[start of Input for this task]

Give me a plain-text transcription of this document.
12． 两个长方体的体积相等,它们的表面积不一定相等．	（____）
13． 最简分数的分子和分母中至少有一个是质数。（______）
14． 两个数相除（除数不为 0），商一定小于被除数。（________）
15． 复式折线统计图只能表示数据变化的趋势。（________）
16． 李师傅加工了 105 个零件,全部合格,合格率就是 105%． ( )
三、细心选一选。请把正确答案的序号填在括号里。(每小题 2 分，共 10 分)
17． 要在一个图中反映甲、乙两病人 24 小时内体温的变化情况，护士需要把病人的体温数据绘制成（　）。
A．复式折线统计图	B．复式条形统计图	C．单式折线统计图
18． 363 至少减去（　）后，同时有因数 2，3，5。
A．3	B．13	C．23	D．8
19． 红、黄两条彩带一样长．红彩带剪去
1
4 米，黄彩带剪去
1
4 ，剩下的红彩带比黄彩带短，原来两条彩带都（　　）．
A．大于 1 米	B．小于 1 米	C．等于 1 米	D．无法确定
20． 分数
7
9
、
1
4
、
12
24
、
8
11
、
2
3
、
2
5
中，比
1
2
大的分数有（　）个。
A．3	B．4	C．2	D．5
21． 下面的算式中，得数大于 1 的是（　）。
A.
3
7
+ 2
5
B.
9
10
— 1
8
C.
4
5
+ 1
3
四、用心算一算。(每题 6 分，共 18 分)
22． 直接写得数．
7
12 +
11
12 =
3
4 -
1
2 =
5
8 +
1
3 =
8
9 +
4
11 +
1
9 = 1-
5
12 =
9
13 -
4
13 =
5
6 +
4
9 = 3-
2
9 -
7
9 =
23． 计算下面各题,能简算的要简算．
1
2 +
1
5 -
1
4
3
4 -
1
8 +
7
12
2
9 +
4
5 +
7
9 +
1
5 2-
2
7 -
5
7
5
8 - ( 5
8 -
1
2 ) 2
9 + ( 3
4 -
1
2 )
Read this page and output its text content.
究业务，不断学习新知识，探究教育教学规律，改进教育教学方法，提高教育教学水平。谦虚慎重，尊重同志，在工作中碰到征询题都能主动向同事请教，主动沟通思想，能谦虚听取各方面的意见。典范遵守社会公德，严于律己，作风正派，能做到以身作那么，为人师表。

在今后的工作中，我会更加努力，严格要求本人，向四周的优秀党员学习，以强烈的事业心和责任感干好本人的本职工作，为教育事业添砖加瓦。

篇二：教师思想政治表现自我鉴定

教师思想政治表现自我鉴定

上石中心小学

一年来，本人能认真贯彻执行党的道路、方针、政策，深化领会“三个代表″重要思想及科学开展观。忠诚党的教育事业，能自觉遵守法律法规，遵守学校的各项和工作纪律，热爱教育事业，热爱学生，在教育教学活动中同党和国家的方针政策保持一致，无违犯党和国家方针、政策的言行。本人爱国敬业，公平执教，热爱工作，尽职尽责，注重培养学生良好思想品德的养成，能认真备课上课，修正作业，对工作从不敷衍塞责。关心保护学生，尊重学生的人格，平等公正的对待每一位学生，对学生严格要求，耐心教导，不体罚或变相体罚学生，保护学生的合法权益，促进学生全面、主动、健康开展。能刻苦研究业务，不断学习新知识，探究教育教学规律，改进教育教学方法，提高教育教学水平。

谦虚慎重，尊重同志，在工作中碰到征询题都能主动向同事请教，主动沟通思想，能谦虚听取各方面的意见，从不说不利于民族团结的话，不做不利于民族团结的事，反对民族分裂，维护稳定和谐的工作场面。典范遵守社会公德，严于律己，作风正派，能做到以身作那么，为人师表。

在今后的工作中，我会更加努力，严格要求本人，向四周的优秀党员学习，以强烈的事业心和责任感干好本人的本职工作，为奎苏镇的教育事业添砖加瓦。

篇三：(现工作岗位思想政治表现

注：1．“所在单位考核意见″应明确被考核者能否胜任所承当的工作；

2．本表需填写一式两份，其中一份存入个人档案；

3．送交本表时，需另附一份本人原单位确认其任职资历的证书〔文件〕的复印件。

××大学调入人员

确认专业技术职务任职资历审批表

[end of Input for this task]

◆ Task instructions: Write out the whole listing exactly.

◆ Response:
Give me a plain-text transcription of this document.
12． 两个长方体的体积相等,它们的表面积不一定相等．	（____）
13． 最简分数的分子和分母中至少有一个是质数。（______）
14． 两个数相除（除数不为 0），商一定小于被除数。（________）
15． 复式折线统计图只能表示数据变化的趋势。（________）
16． 李师傅加工了 105 个零件,全部合格,合格率就是 105%． ( )
三、细心选一选。请把正确答案的序号填在括号里。(每小题 2 分，共 10 分)
17． 要在一个图中反映甲、乙两病人 24 小时内体温的变化情况，护士需要把病人的体温数据绘制成（　）。
A．复式折线统计图	B．复式条形统计图	C．单式折线统计图
18． 363 至少减去（　）后，同时有因数 2，3，5。
A．3	B．13	C．23	D．8
19． 红、黄两条彩带一样长．红彩带剪去
1
4 米，黄彩带剪去
1
4 ，剩下的红彩带比黄彩带短，原来两条彩带都（　　）．
A．大于 1 米	B．小于 1 米	C．等于 1 米	D．无法确定
20． 分数
7
9
、
1
4
、
12
24
、
8
11
、
2
3
、
2
5
中，比
1
2
大的分数有（　）个。
A．3	B．4	C．2	D．5
21． 下面的算式中，得数大于 1 的是（　）。
A.
3
7
+ 2
5
B.
9
10
— 1
8
C.
4
5
+ 1
3
四、用心算一算。(每题 6 分，共 18 分)
22． 直接写得数．
7
12 +
11
12 =
3
4 -
1
2 =
5
8 +
1
3 =
8
9 +
4
11 +
1
9 = 1-
5
12 =
9
13 -
4
13 =
5
6 +
4
9 = 3-
2
9 -
7
9 =
23． 计算下面各题,能简算的要简算．
1
2 +
1
5 -
1
4
3
4 -
1
8 +
7
12
2
9 +
4
5 +
7
9 +
1
5 2-
2
7 -
5
7
5
8 - ( 5
8 -
1
2 ) 2
9 + ( 3
4 -
1
2 )
Read this page and output its text content.
究业务，不断学习新知识，探究教育教学规律，改进教育教学方法，提高教育教学水平。谦虚慎重，尊重同志，在工作中碰到征询题都能主动向同事请教，主动沟通思想，能谦虚听取各方面的意见。典范遵守社会公德，严于律己，作风正派，能做到以身作那么，为人师表。

在今后的工作中，我会更加努力，严格要求本人，向四周的优秀党员学习，以强烈的事业心和责任感干好本人的本职工作，为教育事业添砖加瓦。

篇二：教师思想政治表现自我鉴定

教师思想政治表现自我鉴定

上石中心小学

一年来，本人能认真贯彻执行党的道路、方针、政策，深化领会“三个代表″重要思想及科学开展观。忠诚党的教育事业，能自觉遵守法律法规，遵守学校的各项和工作纪律，热爱教育事业，热爱学生，在教育教学活动中同党和国家的方针政策保持一致，无违犯党和国家方针、政策的言行。本人爱国敬业，公平执教，热爱工作，尽职尽责，注重培养学生良好思想品德的养成，能认真备课上课，修正作业，对工作从不敷衍塞责。关心保护学生，尊重学生的人格，平等公正的对待每一位学生，对学生严格要求，耐心教导，不体罚或变相体罚学生，保护学生的合法权益，促进学生全面、主动、健康开展。能刻苦研究业务，不断学习新知识，探究教育教学规律，改进教育教学方法，提高教育教学水平。

谦虚慎重，尊重同志，在工作中碰到征询题都能主动向同事请教，主动沟通思想，能谦虚听取各方面的意见，从不说不利于民族团结的话，不做不利于民族团结的事，反对民族分裂，维护稳定和谐的工作场面。典范遵守社会公德，严于律己，作风正派，能做到以身作那么，为人师表。

在今后的工作中，我会更加努力，严格要求本人，向四周的优秀党员学习，以强烈的事业心和责任感干好本人的本职工作，为奎苏镇的教育事业添砖加瓦。

篇三：(现工作岗位思想政治表现

注：1．“所在单位考核意见″应明确被考核者能否胜任所承当的工作；

2．本表需填写一式两份，其中一份存入个人档案；

3．送交本表时，需另附一份本人原单位确认其任职资历的证书〔文件〕的复印件。

××大学调入人员

确认专业技术职务任职资历审批表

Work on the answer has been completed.